[START TASK INPUTS]

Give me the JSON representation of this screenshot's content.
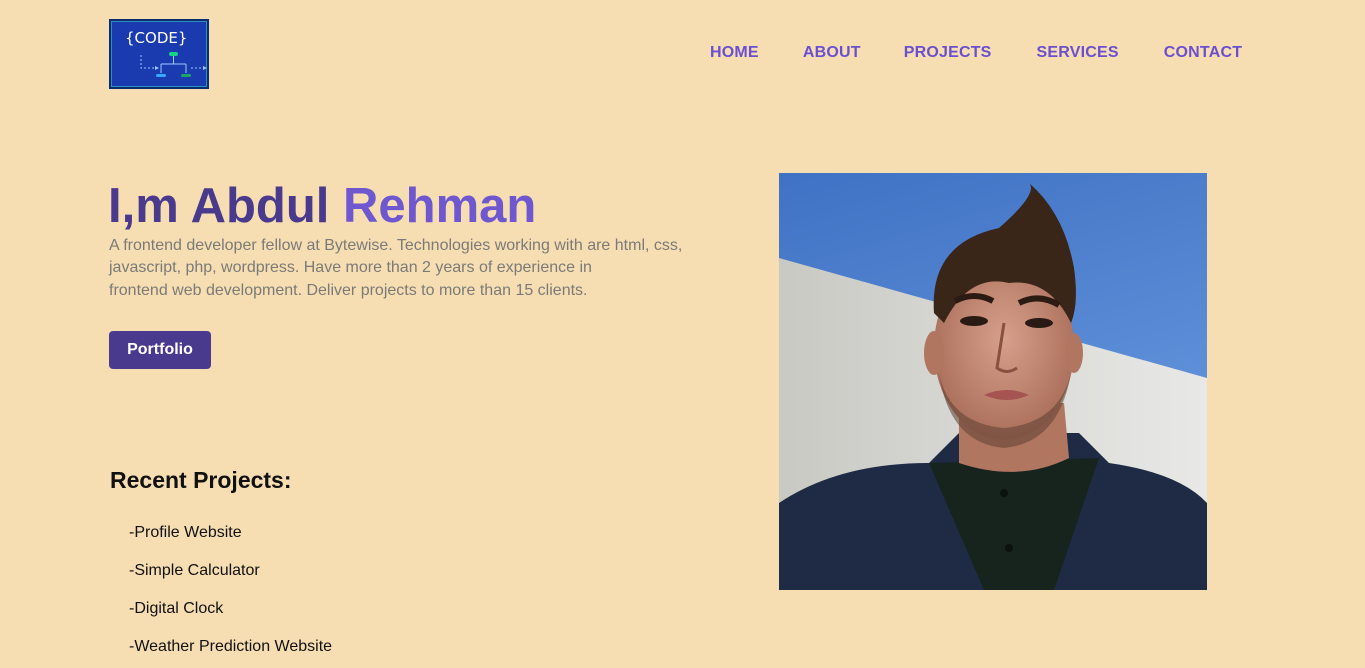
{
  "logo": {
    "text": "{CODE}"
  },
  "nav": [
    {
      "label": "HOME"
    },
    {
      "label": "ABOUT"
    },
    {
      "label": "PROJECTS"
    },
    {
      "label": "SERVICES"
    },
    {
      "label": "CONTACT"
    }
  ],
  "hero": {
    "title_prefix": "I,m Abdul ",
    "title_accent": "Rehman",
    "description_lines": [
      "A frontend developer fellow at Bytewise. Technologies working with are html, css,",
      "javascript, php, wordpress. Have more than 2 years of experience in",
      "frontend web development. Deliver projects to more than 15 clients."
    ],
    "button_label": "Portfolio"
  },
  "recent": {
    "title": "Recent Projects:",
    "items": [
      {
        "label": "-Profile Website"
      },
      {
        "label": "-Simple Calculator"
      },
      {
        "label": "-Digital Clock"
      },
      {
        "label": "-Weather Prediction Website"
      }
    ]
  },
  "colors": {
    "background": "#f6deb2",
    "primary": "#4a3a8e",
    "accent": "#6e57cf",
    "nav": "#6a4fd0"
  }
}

[END TASK INPUTS]

**GIVEN PROBLEM**: Output all of the entries verbatim, leaving out any images.

**RESULT FOR THIS TASK**:
Give me the JSON representation of this screenshot's content.
{
  "logo": {
    "text": "{CODE}"
  },
  "nav": [
    {
      "label": "HOME"
    },
    {
      "label": "ABOUT"
    },
    {
      "label": "PROJECTS"
    },
    {
      "label": "SERVICES"
    },
    {
      "label": "CONTACT"
    }
  ],
  "hero": {
    "title_prefix": "I,m Abdul ",
    "title_accent": "Rehman",
    "description_lines": [
      "A frontend developer fellow at Bytewise. Technologies working with are html, css,",
      "javascript, php, wordpress. Have more than 2 years of experience in",
      "frontend web development. Deliver projects to more than 15 clients."
    ],
    "button_label": "Portfolio"
  },
  "recent": {
    "title": "Recent Projects:",
    "items": [
      {
        "label": "-Profile Website"
      },
      {
        "label": "-Simple Calculator"
      },
      {
        "label": "-Digital Clock"
      },
      {
        "label": "-Weather Prediction Website"
      }
    ]
  },
  "colors": {
    "background": "#f6deb2",
    "primary": "#4a3a8e",
    "accent": "#6e57cf",
    "nav": "#6a4fd0"
  }
}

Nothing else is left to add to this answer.